| 引用段落 |
積極財政政策是用來對沖公共風險的。從某種意義上說,公共風險的狀態決定了積極財政政策的調整變化。
2021年上半年,疫情得到有效控制,公共風險水平下降,經濟復蘇步伐明顯加快,積極財政政策也沒有必要再采取去年那樣的方式、力度和強度,因此相應作出了一些調整,轉為“提質增效、更可持續”,其實質是更加強調政策的穩定性、連續性和精準性,不斷優化支出結構,提高政策的長期效果。
在許多人看來,積極財政政策的標志就是赤字率、債務、減稅降費、大搞基建。今年上半年,積極財政政策的特征已經發生了明顯變化,開始轉向“補短板”。從主要支出科目來看,涉及教育、衛生健康、社會保障和就業等民生領域的支出大幅增長,非急需非剛性支出持續壓減。這反映出,積極財政政策更加注重對基本公共服務的投入。這既有利于短期內擴大內需,改善民生福祉;從長期來看,又有利于促進社會公平正義和人力資本積累。而這些恰恰都是防風險方面的短板。

| 所附資料 |

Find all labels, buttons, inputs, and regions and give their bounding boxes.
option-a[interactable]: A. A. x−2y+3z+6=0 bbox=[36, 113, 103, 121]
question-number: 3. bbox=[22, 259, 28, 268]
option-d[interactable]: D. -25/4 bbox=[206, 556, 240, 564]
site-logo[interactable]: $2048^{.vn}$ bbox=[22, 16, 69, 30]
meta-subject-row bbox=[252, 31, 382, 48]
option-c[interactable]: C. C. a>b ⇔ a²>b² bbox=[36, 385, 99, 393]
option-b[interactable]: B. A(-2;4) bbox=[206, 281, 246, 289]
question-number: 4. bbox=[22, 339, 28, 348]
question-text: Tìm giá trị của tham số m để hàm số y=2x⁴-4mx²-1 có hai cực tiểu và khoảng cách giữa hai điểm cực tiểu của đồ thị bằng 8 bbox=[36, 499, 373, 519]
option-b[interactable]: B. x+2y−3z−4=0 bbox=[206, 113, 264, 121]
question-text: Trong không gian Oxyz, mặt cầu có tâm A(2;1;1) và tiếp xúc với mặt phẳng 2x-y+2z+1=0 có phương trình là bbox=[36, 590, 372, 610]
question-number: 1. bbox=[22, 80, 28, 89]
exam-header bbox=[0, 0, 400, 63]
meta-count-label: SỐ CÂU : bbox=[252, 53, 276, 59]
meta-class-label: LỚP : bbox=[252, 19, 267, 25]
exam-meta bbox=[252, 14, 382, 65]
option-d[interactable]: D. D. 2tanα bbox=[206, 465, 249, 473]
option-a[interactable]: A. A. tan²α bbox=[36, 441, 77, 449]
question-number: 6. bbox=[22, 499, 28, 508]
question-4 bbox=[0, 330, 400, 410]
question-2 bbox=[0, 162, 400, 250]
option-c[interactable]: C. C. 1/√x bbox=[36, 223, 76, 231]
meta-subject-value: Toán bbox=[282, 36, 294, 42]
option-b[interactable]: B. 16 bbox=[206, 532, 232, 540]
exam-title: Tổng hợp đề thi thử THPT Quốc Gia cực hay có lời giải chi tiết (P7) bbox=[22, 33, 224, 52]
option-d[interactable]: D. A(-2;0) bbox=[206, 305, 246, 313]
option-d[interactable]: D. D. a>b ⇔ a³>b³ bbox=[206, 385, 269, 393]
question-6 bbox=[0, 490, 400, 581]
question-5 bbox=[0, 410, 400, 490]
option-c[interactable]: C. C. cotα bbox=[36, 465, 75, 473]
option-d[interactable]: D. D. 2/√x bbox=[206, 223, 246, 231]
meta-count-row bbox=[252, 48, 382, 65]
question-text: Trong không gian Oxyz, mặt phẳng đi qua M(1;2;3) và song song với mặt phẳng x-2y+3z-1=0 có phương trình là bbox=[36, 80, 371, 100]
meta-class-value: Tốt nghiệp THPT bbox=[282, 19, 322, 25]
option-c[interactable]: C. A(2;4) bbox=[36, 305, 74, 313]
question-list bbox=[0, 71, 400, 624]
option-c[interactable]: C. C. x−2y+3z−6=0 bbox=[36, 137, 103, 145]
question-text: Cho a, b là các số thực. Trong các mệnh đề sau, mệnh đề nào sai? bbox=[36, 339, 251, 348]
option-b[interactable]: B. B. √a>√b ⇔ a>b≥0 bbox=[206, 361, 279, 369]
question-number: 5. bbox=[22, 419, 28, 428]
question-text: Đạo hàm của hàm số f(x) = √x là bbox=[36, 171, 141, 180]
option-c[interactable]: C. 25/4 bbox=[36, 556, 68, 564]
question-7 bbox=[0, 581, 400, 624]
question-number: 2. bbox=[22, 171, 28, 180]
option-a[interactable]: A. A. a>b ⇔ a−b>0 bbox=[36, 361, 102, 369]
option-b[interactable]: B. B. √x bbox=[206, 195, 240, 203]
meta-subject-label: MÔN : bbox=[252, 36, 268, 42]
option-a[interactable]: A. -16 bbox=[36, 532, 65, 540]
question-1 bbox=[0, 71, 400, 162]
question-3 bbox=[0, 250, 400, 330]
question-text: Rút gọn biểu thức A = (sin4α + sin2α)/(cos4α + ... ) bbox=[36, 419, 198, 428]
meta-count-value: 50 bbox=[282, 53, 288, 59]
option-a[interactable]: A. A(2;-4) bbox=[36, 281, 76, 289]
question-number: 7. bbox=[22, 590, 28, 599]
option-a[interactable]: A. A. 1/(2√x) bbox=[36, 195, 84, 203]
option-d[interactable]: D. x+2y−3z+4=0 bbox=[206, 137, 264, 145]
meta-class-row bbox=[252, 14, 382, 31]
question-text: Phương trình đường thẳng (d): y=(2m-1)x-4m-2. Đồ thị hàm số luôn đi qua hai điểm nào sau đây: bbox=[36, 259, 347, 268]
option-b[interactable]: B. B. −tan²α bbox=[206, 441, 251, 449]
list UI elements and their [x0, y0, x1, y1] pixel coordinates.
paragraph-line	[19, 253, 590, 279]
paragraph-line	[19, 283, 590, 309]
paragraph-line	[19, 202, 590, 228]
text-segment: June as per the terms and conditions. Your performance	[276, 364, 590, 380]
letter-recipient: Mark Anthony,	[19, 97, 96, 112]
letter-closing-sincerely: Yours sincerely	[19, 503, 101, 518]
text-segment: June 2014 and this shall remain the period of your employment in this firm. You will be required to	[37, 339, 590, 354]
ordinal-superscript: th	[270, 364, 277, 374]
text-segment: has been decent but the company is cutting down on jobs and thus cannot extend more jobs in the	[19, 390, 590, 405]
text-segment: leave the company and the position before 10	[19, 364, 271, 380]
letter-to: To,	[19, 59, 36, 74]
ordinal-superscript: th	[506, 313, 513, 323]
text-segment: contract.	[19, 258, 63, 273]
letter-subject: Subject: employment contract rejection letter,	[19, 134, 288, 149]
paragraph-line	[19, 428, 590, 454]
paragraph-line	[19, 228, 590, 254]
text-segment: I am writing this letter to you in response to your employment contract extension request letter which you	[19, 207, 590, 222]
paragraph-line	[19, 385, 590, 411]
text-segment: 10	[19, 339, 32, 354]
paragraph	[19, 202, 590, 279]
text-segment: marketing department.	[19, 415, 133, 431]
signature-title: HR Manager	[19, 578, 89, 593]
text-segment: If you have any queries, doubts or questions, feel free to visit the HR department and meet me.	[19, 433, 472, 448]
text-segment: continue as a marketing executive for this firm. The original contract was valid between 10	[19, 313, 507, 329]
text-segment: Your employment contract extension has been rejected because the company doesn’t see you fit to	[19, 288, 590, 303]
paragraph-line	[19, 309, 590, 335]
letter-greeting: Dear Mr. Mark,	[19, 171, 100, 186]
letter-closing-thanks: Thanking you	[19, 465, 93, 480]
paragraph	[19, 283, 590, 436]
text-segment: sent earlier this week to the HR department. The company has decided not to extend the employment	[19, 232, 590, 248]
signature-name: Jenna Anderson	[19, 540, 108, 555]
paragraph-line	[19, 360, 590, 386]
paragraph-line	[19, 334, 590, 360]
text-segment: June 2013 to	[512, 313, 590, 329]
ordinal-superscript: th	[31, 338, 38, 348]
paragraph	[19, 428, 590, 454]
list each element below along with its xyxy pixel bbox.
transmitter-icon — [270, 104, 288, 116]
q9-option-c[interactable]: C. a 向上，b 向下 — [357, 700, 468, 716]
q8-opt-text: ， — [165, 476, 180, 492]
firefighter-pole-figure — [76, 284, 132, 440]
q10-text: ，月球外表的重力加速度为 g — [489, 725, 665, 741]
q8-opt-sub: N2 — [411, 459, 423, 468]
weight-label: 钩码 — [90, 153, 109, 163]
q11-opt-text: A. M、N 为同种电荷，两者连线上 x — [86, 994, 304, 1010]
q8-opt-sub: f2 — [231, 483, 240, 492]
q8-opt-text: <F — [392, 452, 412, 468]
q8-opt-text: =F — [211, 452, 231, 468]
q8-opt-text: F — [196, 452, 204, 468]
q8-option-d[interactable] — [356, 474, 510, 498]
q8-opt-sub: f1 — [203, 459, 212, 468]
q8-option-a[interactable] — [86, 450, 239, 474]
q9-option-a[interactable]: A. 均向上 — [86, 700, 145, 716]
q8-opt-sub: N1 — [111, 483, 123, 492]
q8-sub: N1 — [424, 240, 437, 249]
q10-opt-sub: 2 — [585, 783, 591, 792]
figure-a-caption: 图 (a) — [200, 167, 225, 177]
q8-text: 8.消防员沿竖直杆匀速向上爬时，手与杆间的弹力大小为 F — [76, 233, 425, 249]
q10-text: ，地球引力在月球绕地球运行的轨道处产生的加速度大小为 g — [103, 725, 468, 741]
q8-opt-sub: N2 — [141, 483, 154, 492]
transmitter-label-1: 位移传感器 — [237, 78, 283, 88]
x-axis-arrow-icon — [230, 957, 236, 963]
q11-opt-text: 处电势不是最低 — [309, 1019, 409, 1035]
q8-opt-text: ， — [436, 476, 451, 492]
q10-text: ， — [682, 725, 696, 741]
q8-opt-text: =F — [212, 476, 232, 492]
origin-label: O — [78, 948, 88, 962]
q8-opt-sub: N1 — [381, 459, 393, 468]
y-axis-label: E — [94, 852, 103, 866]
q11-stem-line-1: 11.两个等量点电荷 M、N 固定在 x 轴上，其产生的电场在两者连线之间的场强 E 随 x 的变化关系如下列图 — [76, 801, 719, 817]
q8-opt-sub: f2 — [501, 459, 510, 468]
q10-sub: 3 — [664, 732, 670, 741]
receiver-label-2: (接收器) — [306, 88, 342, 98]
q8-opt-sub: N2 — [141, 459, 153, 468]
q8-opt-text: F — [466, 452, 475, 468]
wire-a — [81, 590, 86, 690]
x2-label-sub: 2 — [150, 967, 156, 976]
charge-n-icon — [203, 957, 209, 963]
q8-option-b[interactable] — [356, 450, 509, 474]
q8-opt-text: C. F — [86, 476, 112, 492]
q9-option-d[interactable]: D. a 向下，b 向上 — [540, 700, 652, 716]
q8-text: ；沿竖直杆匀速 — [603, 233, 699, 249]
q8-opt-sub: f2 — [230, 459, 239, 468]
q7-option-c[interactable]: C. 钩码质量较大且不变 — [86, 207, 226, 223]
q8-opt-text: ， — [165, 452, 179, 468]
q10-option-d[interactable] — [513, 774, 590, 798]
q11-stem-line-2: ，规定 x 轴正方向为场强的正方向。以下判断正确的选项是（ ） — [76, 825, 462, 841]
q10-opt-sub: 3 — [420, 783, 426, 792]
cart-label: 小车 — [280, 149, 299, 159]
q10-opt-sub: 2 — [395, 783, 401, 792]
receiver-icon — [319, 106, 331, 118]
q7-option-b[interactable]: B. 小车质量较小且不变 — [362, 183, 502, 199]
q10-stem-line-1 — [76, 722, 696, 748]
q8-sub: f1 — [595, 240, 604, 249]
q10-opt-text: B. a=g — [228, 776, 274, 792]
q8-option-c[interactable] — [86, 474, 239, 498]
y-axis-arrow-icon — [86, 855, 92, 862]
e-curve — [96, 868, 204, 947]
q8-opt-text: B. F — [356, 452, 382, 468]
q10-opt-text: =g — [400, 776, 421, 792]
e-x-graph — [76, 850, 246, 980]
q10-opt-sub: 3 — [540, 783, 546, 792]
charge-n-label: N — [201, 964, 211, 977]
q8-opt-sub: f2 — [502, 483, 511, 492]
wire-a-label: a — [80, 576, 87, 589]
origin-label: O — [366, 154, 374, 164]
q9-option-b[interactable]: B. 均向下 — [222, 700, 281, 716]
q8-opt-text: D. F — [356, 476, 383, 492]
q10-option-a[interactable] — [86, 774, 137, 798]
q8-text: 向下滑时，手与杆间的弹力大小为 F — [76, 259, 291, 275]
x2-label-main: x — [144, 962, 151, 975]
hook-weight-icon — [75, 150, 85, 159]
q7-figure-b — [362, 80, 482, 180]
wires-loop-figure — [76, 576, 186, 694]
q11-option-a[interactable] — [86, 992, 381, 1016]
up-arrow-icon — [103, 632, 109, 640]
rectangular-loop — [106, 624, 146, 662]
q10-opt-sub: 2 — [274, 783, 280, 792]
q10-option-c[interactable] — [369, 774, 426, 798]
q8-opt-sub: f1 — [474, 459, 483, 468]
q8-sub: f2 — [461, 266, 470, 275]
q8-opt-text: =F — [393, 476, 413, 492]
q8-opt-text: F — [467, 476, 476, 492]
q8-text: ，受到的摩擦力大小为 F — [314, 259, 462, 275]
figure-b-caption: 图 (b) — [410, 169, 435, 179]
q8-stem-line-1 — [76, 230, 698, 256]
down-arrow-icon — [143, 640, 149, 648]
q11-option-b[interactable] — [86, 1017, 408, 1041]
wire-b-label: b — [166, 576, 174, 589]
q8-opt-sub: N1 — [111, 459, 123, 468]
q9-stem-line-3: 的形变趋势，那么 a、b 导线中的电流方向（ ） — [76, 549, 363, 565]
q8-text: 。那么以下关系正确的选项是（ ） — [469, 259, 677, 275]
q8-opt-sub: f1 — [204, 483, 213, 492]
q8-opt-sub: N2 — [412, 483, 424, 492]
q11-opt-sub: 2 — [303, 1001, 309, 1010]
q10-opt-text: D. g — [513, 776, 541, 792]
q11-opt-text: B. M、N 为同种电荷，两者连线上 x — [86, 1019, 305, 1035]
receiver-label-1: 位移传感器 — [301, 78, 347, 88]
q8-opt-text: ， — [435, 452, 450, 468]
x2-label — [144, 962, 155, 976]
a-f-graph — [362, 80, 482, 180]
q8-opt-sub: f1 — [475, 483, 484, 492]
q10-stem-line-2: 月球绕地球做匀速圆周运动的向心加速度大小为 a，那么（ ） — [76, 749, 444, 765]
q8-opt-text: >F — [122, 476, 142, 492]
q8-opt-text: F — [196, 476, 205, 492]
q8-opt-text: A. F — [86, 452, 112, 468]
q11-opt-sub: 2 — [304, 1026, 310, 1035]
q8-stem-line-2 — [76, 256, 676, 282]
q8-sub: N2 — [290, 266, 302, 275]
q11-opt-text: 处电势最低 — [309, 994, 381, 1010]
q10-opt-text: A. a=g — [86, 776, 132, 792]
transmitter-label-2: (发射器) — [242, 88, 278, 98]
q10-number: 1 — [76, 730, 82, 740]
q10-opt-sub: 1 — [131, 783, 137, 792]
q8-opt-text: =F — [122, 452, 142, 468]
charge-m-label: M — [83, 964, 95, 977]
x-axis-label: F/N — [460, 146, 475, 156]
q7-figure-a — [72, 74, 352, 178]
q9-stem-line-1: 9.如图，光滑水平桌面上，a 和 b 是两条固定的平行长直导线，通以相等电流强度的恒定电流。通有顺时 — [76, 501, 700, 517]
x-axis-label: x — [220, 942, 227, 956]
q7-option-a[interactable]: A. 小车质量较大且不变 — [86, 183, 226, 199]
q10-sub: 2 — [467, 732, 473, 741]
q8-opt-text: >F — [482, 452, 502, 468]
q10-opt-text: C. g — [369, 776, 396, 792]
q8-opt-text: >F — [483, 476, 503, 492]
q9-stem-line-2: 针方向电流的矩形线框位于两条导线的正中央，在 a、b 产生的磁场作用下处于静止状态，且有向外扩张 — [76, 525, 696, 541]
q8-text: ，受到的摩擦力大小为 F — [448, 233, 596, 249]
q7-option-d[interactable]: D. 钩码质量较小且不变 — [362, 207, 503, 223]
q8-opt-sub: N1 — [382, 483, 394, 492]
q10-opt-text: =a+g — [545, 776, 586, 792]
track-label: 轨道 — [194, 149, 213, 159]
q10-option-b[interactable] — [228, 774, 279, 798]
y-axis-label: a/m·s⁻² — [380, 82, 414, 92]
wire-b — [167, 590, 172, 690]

| 作答要求 |
根據引用段落回答：
(a) 2021年上半年，積極財政政策轉為什麼？
(b) 今年上半年，積極財政政策開始轉向什麼？
(c) 哪些民生領域的支出大幅增長？
所附各行與作答無關，可以略過。

| 參考答案 |
(a) 轉為「提質增效、更可持續」。
(b) 開始轉向「補短板」。
(c) 教育、衛生健康、社會保障和就業等領域。